Work required.
Pick out the lines below that contain the string "frac" and copy them all.

Input for this task.
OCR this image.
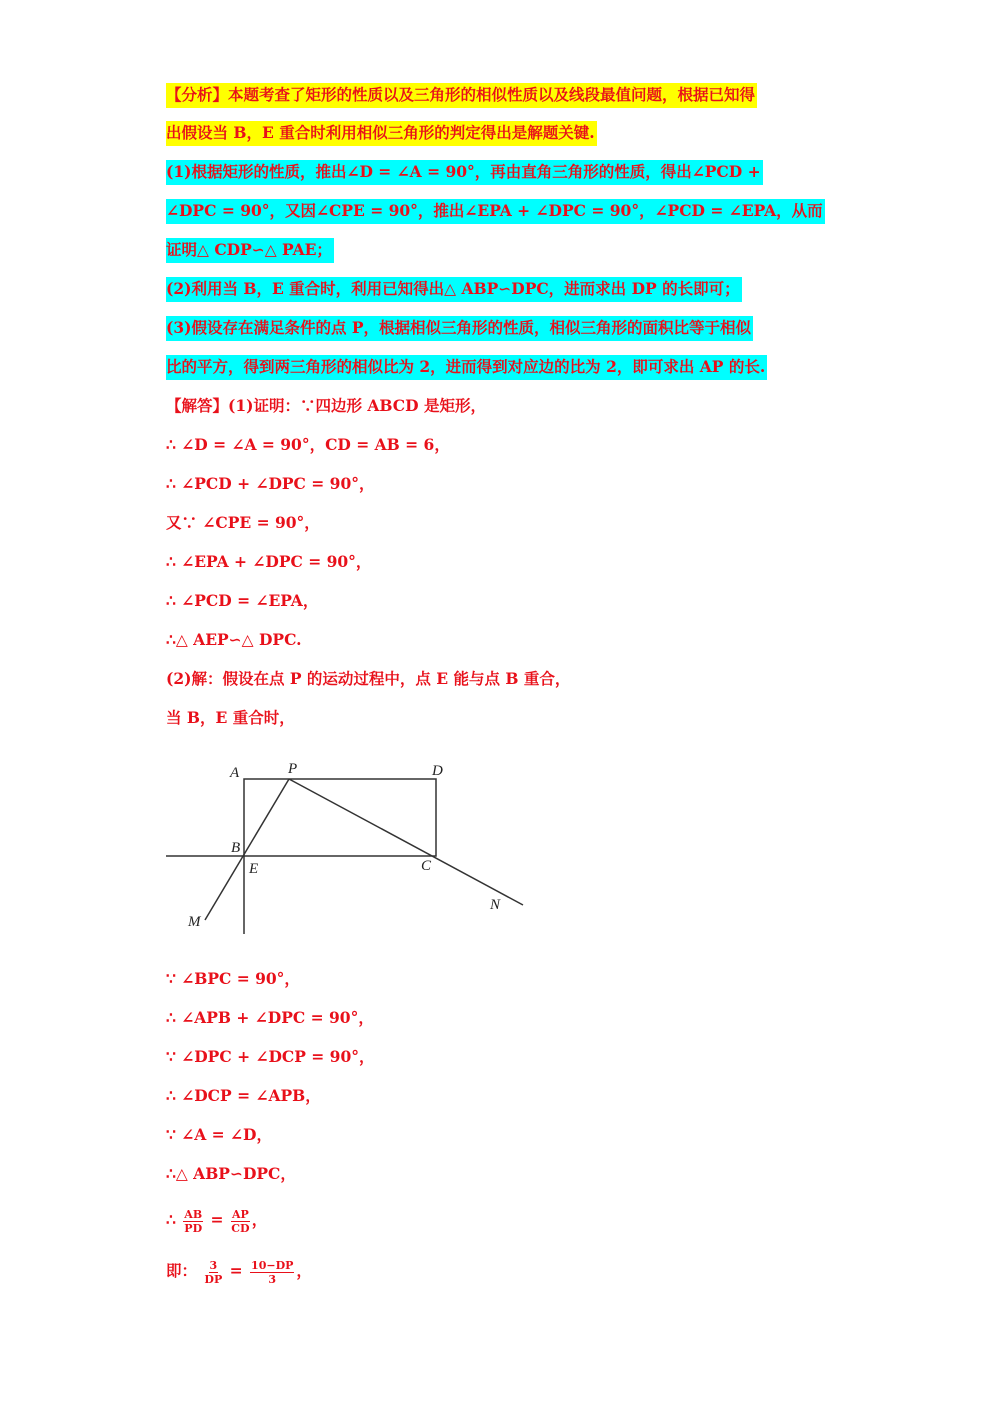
【分析】本题考查了矩形的性质以及三角形的相似性质以及线段最值问题，根据已知得
出假设当 B，E 重合时利用相似三角形的判定得出是解题关键.
(1)根据矩形的性质，推出∠D = ∠A = 90°，再由直角三角形的性质，得出∠PCD +
∠DPC = 90°，又因∠CPE = 90°，推出∠EPA + ∠DPC = 90°，∠PCD = ∠EPA，从而
证明△ CDP∽△ PAE；
(2)利用当 B，E 重合时，利用已知得出△ ABP∽DPC，进而求出 DP 的长即可；
(3)假设存在满足条件的点 P，根据相似三角形的性质，相似三角形的面积比等于相似
比的平方，得到两三角形的相似比为 2，进而得到对应边的比为 2，即可求出 AP 的长.
【解答】(1)证明：∵四边形 ABCD 是矩形，
∴ ∠D = ∠A = 90°，CD = AB = 6，
∴ ∠PCD + ∠DPC = 90°，
又∵ ∠CPE = 90°，
∴ ∠EPA + ∠DPC = 90°，
∴ ∠PCD = ∠EPA，
∴△ AEP∽△ DPC.
(2)解：假设在点 P 的运动过程中，点 E 能与点 B 重合，
当 B，E 重合时，
A	P	D
B
E	C
M
N
∵ ∠BPC = 90°，
∴ ∠APB + ∠DPC = 90°，
∵ ∠DPC + ∠DCP = 90°，
∴ ∠DCP = ∠APB，
∵ ∠A = ∠D，
∴△ ABP∽DPC，
∴ $\frac{AB}{PD} = \frac{AP}{CD}$ ，
即： $\frac{3}{DP} = \frac{10-DP}{3}$ ，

Result below.
∴ $\frac{AB}{PD} = \frac{AP}{CD}$ ，
即： $\frac{3}{DP} = \frac{10-DP}{3}$ ，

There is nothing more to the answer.